TASK PROMPT:
Check the listing below line by line and report how many lines hold "marker", with no other words.

Figure collection entries:
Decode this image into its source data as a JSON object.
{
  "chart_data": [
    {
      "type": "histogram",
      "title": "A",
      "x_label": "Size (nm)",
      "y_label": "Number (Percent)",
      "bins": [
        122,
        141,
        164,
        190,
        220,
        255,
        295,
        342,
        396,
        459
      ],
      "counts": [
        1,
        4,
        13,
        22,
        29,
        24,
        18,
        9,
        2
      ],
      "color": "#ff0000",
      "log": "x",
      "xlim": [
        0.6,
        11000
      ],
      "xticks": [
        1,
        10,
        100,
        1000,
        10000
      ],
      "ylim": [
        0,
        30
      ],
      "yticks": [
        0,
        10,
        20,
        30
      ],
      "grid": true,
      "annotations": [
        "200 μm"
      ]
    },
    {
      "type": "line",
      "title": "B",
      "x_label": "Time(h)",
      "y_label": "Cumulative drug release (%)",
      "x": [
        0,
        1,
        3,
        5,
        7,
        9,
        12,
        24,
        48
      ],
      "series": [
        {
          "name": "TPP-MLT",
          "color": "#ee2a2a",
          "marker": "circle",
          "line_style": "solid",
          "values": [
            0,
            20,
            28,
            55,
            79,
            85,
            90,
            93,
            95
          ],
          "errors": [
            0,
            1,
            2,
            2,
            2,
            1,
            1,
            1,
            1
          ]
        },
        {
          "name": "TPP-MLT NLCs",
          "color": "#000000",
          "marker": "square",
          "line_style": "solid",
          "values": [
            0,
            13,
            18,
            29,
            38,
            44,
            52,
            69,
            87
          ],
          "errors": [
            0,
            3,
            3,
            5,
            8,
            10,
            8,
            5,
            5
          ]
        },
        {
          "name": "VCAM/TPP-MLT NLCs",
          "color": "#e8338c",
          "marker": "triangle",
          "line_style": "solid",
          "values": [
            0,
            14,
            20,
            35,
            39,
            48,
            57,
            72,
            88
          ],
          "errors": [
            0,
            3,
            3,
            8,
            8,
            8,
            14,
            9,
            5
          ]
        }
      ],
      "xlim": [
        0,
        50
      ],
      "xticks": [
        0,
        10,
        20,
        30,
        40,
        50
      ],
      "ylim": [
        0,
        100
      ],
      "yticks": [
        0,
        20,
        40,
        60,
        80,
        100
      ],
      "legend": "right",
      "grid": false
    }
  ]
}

RESULT OF THIS EXERCISE:
3